- _JOB_:
Copy all lines below containing "Amzine".

-- begin --

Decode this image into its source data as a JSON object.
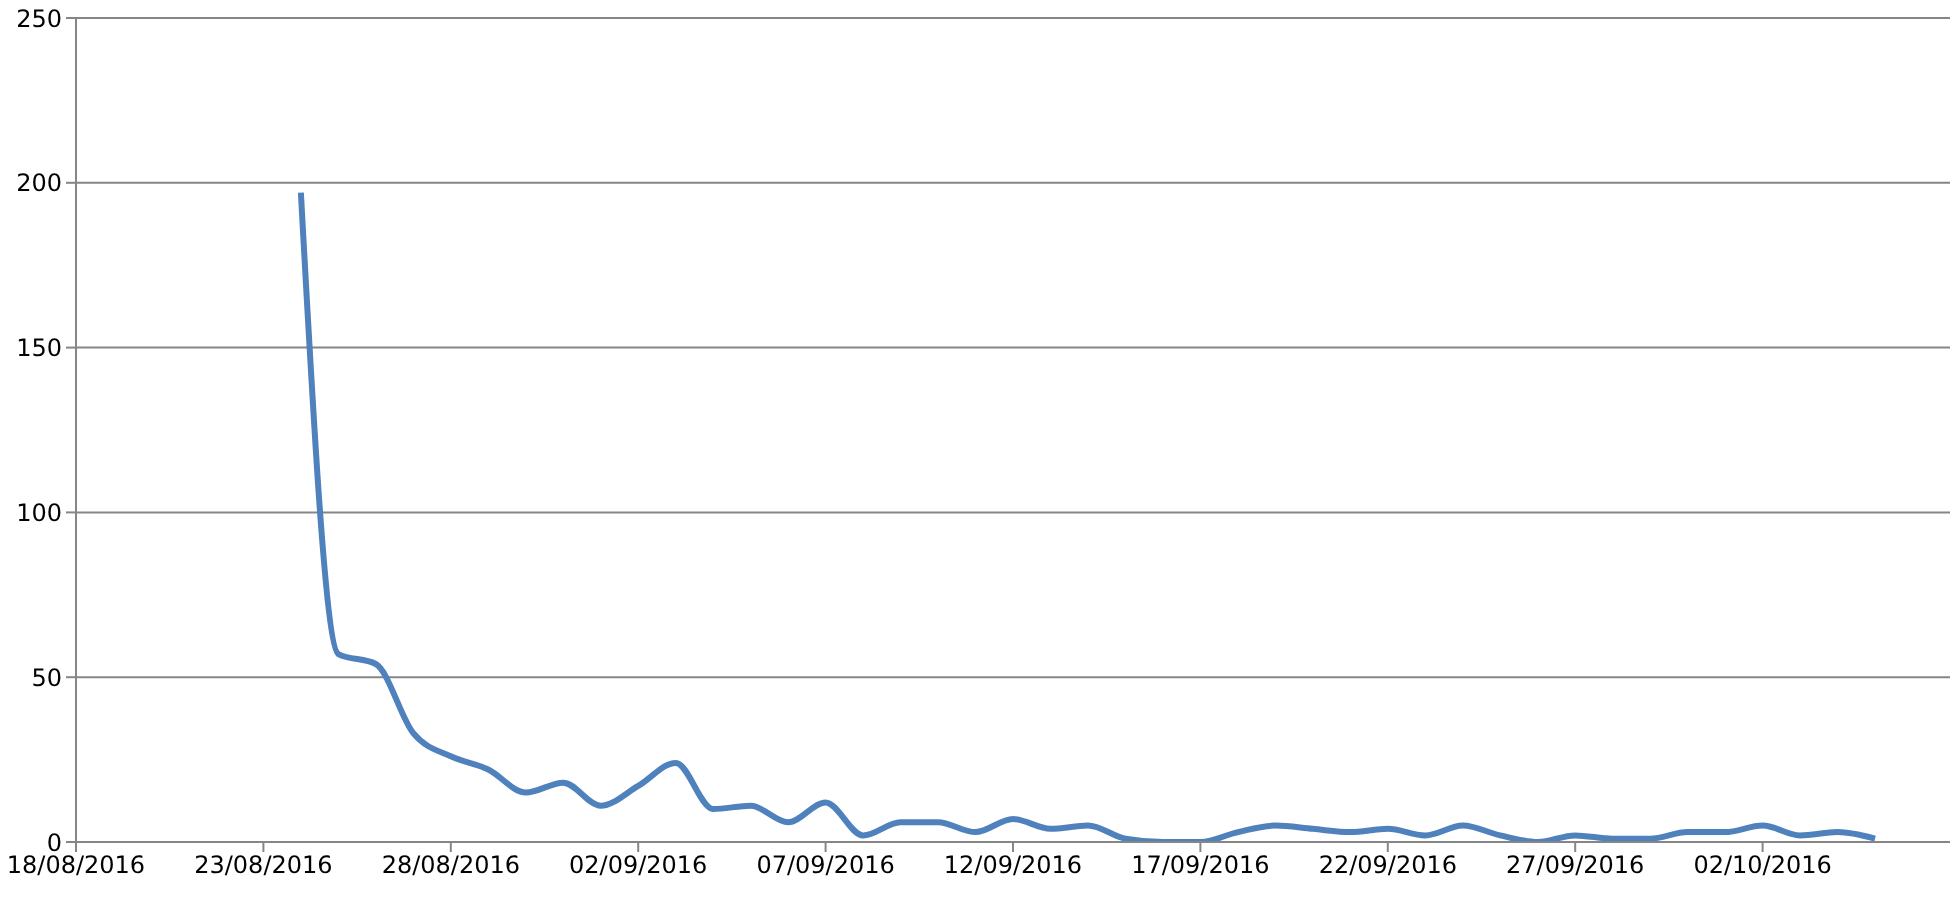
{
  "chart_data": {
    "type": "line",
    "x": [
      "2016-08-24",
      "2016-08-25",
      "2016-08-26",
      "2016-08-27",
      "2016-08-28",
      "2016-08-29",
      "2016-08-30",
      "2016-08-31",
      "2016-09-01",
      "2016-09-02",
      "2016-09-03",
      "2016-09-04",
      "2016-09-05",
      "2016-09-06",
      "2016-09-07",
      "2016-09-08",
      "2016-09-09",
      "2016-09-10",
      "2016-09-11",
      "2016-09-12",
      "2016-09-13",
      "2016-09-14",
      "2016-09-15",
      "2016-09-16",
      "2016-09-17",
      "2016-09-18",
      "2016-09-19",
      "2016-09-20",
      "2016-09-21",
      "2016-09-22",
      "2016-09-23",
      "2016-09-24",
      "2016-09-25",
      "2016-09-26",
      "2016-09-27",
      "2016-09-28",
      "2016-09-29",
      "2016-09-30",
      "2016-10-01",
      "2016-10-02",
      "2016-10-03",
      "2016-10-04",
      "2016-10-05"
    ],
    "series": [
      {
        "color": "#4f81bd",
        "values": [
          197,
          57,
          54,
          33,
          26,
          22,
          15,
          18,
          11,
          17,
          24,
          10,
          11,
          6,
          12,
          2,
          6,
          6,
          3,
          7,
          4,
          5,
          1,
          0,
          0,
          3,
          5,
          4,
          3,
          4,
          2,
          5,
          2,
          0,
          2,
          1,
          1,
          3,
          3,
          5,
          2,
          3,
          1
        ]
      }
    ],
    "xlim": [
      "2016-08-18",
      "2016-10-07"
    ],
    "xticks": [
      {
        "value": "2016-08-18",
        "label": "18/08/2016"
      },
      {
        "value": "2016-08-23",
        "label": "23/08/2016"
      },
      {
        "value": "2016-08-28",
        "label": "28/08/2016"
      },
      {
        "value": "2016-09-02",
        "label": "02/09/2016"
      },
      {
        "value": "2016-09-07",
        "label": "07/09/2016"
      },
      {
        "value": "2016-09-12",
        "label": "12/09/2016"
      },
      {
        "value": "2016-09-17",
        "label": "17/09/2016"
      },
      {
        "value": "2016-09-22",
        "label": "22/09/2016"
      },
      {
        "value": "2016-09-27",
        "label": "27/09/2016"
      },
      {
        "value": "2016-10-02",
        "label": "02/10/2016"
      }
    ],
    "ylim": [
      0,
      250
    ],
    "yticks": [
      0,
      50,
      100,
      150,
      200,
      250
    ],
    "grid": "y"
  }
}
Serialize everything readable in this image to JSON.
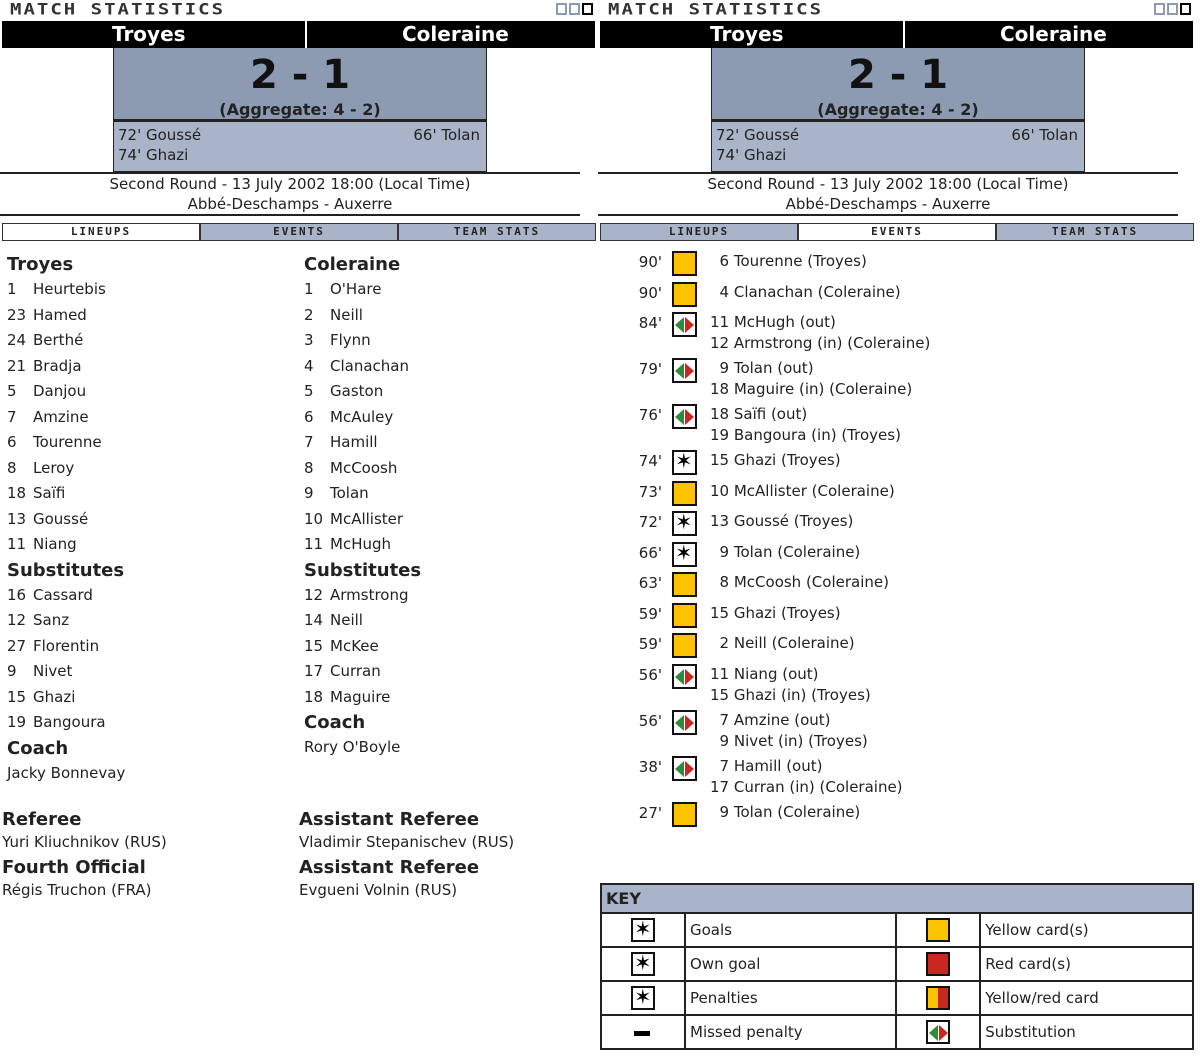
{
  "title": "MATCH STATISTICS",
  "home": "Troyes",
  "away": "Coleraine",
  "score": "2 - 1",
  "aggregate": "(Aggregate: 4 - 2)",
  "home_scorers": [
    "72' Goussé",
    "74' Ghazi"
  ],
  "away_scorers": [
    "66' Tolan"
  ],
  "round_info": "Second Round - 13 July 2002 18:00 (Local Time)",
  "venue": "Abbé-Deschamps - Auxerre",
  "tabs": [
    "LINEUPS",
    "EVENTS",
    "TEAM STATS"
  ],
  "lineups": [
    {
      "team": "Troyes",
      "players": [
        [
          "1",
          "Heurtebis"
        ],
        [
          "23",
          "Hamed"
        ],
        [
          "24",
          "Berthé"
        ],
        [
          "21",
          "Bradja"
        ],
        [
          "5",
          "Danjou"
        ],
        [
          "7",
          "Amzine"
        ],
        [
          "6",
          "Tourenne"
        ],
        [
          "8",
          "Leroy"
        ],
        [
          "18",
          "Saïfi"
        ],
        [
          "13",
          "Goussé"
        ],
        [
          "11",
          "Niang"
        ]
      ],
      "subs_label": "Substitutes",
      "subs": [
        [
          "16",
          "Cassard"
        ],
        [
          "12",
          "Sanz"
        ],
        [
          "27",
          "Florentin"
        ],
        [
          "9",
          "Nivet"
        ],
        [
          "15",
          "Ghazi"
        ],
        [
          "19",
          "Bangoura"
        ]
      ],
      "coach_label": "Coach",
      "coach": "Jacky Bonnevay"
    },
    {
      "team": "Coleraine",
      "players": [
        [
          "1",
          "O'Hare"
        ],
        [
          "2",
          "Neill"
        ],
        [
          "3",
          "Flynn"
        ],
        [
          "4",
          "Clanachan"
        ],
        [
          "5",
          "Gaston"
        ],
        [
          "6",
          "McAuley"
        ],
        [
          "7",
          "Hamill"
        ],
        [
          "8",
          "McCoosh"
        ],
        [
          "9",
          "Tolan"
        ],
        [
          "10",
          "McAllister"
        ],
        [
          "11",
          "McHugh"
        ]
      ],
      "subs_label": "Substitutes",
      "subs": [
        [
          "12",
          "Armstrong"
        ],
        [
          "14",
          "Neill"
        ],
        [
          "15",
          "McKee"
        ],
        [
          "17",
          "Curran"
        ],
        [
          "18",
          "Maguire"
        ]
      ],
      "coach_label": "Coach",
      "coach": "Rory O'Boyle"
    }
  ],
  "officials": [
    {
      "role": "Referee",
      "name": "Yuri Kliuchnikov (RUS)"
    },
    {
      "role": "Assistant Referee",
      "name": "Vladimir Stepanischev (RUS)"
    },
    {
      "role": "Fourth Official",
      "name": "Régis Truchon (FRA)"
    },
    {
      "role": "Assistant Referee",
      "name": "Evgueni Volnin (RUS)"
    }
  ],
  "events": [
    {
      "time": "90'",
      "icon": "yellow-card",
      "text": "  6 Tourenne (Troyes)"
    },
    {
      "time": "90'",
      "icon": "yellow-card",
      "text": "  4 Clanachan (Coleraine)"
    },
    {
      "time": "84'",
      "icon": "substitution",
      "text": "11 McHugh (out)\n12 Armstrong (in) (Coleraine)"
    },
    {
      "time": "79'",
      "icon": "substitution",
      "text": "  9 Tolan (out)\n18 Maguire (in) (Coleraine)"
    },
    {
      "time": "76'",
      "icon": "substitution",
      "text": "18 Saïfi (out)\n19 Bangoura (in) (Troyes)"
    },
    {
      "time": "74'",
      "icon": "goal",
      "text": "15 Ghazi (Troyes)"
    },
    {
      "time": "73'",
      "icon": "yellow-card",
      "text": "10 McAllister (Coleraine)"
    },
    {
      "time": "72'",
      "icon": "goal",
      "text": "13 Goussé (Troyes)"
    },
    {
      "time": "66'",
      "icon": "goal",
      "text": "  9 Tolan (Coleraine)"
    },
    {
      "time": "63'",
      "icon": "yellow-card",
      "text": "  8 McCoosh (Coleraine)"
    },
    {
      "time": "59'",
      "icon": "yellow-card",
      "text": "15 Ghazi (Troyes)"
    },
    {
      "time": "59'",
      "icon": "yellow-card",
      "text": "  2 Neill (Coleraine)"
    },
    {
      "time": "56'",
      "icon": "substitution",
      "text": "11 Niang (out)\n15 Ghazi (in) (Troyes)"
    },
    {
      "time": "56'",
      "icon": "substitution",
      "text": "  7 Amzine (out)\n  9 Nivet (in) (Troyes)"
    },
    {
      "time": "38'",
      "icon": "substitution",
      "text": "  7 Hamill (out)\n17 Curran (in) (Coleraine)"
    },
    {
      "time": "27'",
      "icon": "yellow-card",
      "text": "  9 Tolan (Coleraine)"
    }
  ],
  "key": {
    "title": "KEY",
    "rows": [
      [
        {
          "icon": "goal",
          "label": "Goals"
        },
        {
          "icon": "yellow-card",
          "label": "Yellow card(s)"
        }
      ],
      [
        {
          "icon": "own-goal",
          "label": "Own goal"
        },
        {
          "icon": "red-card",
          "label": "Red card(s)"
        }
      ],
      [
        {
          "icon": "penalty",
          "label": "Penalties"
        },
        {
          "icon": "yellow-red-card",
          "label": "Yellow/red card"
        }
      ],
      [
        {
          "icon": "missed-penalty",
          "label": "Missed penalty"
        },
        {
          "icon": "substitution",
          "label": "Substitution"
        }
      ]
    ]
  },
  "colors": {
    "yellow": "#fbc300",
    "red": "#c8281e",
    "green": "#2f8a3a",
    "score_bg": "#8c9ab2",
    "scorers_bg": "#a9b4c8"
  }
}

-- end --

- _TASK OUTPUT_:
          "Amzine"
      "text": "  7 Amzine (out)\n  9 Nivet (in) (Troyes)"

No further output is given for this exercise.